-- start THE RECORDS --

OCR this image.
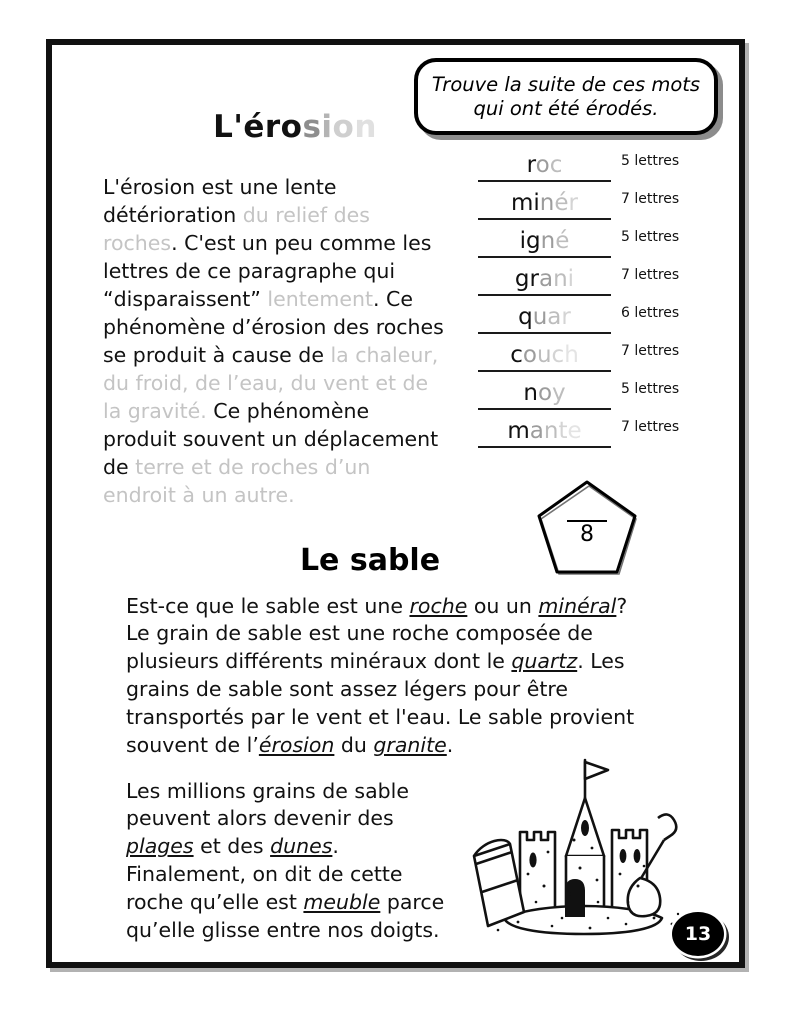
L'érosion
Trouve la suite de ces mots qui ont été érodés.

L'érosion est une lente détérioration du relief des roches. C'est un peu comme les lettres de ce paragraphe qui “disparaissent” lentement. Ce phénomène d’érosion des roches se produit à cause de la chaleur, du froid, de l’eau, du vent et de la gravité. Ce phénomène produit souvent un déplacement de terre et de roches d’un endroit à un autre.

roc	5 lettres
minér	7 lettres
igné	5 lettres
grani	7 lettres
quar	6 lettres
couch	7 lettres
noy	5 lettres
mante	7 lettres
8
Le sable

Est-ce que le sable est une roche ou un minéral? Le grain de sable est une roche composée de plusieurs différents minéraux dont le quartz. Les grains de sable sont assez légers pour être transportés par le vent et l'eau. Le sable provient souvent de l’érosion du granite.

Les millions grains de sable peuvent alors devenir des plages et des dunes. Finalement, on dit de cette roche qu’elle est meuble parce qu’elle glisse entre nos doigts.	13
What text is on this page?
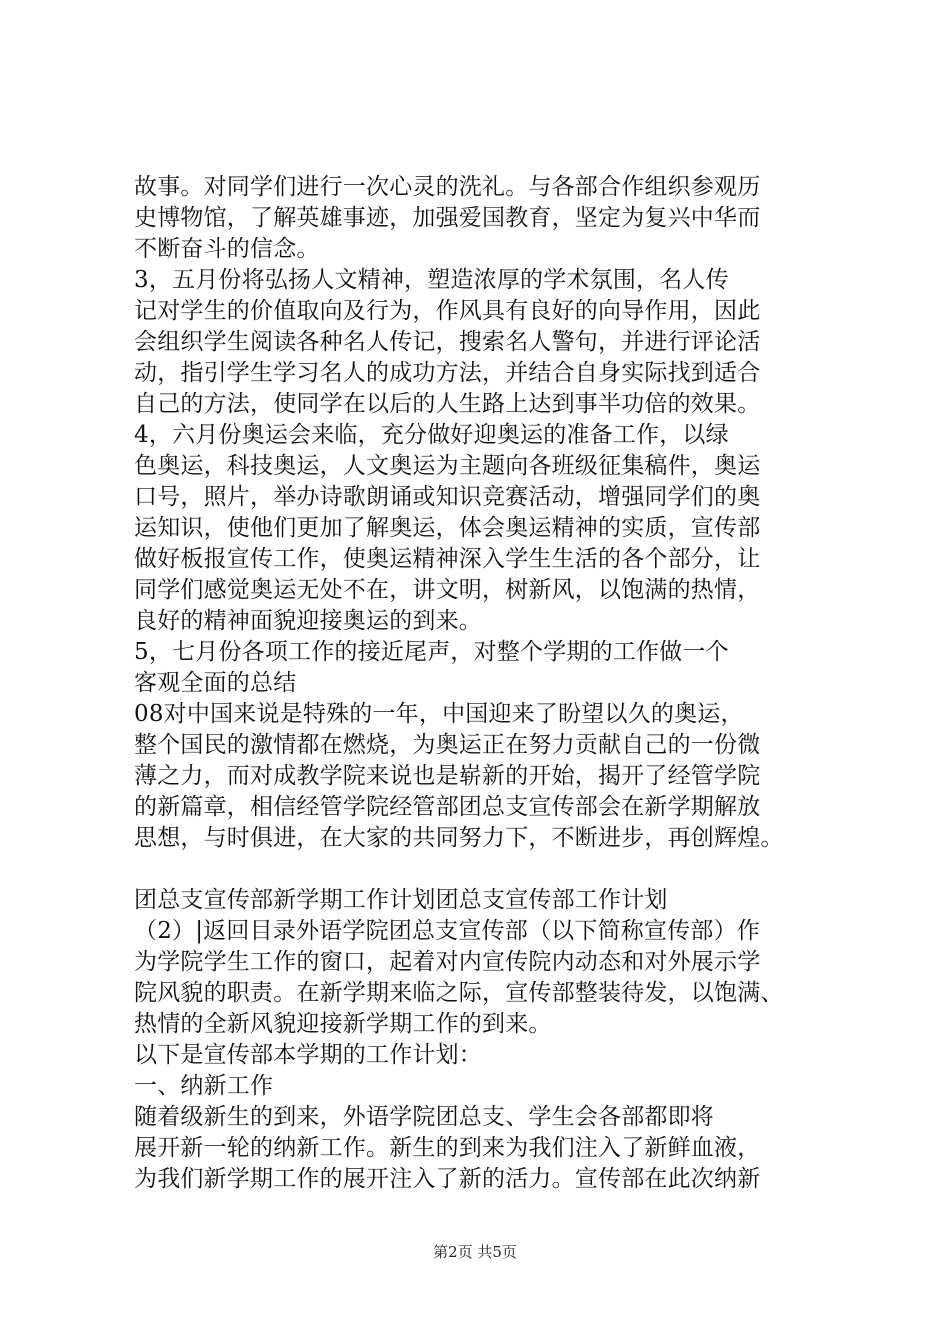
故事。对同学们进行一次心灵的洗礼。与各部合作组织参观历
史博物馆，了解英雄事迹，加强爱国教育，坚定为复兴中华而
不断奋斗的信念。
3，五月份将弘扬人文精神，塑造浓厚的学术氛围，名人传
记对学生的价值取向及行为，作风具有良好的向导作用，因此
会组织学生阅读各种名人传记，搜索名人警句，并进行评论活
动，指引学生学习名人的成功方法，并结合自身实际找到适合
自己的方法，使同学在以后的人生路上达到事半功倍的效果。
4，六月份奥运会来临，充分做好迎奥运的准备工作，以绿
色奥运，科技奥运，人文奥运为主题向各班级征集稿件，奥运
口号，照片，举办诗歌朗诵或知识竞赛活动，增强同学们的奥
运知识，使他们更加了解奥运，体会奥运精神的实质，宣传部
做好板报宣传工作，使奥运精神深入学生生活的各个部分，让
同学们感觉奥运无处不在，讲文明，树新风，以饱满的热情，
良好的精神面貌迎接奥运的到来。
5，七月份各项工作的接近尾声，对整个学期的工作做一个
客观全面的总结
08对中国来说是特殊的一年，中国迎来了盼望以久的奥运，
整个国民的激情都在燃烧，为奥运正在努力贡献自己的一份微
薄之力，而对成教学院来说也是崭新的开始，揭开了经管学院
的新篇章，相信经管学院经管部团总支宣传部会在新学期解放
思想，与时俱进，在大家的共同努力下，不断进步，再创辉煌。
团总支宣传部新学期工作计划团总支宣传部工作计划
（2）|返回目录外语学院团总支宣传部（以下简称宣传部）作
为学院学生工作的窗口，起着对内宣传院内动态和对外展示学
院风貌的职责。在新学期来临之际，宣传部整装待发，以饱满、
热情的全新风貌迎接新学期工作的到来。
以下是宣传部本学期的工作计划：
一、纳新工作
随着级新生的到来，外语学院团总支、学生会各部都即将
展开新一轮的纳新工作。新生的到来为我们注入了新鲜血液，
为我们新学期工作的展开注入了新的活力。宣传部在此次纳新
第2页 共5页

-- end THE RECORDS --

Can you restate all the records above word for word while dropping the pictures?

OCR this image.
L'érosion
Trouve la suite de ces mots qui ont été érodés.

L'érosion est une lente détérioration du relief des roches. C'est un peu comme les lettres de ce paragraphe qui “disparaissent” lentement. Ce phénomène d’érosion des roches se produit à cause de la chaleur, du froid, de l’eau, du vent et de la gravité. Ce phénomène produit souvent un déplacement de terre et de roches d’un endroit à un autre.

roc	5 lettres
minér	7 lettres
igné	5 lettres
grani	7 lettres
quar	6 lettres
couch	7 lettres
noy	5 lettres
mante	7 lettres
8
Le sable

Est-ce que le sable est une roche ou un minéral? Le grain de sable est une roche composée de plusieurs différents minéraux dont le quartz. Les grains de sable sont assez légers pour être transportés par le vent et l'eau. Le sable provient souvent de l’érosion du granite.

Les millions grains de sable peuvent alors devenir des plages et des dunes. Finalement, on dit de cette roche qu’elle est meuble parce qu’elle glisse entre nos doigts.	13
What text is on this page?
故事。对同学们进行一次心灵的洗礼。与各部合作组织参观历
史博物馆，了解英雄事迹，加强爱国教育，坚定为复兴中华而
不断奋斗的信念。
3，五月份将弘扬人文精神，塑造浓厚的学术氛围，名人传
记对学生的价值取向及行为，作风具有良好的向导作用，因此
会组织学生阅读各种名人传记，搜索名人警句，并进行评论活
动，指引学生学习名人的成功方法，并结合自身实际找到适合
自己的方法，使同学在以后的人生路上达到事半功倍的效果。
4，六月份奥运会来临，充分做好迎奥运的准备工作，以绿
色奥运，科技奥运，人文奥运为主题向各班级征集稿件，奥运
口号，照片，举办诗歌朗诵或知识竞赛活动，增强同学们的奥
运知识，使他们更加了解奥运，体会奥运精神的实质，宣传部
做好板报宣传工作，使奥运精神深入学生生活的各个部分，让
同学们感觉奥运无处不在，讲文明，树新风，以饱满的热情，
良好的精神面貌迎接奥运的到来。
5，七月份各项工作的接近尾声，对整个学期的工作做一个
客观全面的总结
08对中国来说是特殊的一年，中国迎来了盼望以久的奥运，
整个国民的激情都在燃烧，为奥运正在努力贡献自己的一份微
薄之力，而对成教学院来说也是崭新的开始，揭开了经管学院
的新篇章，相信经管学院经管部团总支宣传部会在新学期解放
思想，与时俱进，在大家的共同努力下，不断进步，再创辉煌。
团总支宣传部新学期工作计划团总支宣传部工作计划
（2）|返回目录外语学院团总支宣传部（以下简称宣传部）作
为学院学生工作的窗口，起着对内宣传院内动态和对外展示学
院风貌的职责。在新学期来临之际，宣传部整装待发，以饱满、
热情的全新风貌迎接新学期工作的到来。
以下是宣传部本学期的工作计划：
一、纳新工作
随着级新生的到来，外语学院团总支、学生会各部都即将
展开新一轮的纳新工作。新生的到来为我们注入了新鲜血液，
为我们新学期工作的展开注入了新的活力。宣传部在此次纳新
第2页 共5页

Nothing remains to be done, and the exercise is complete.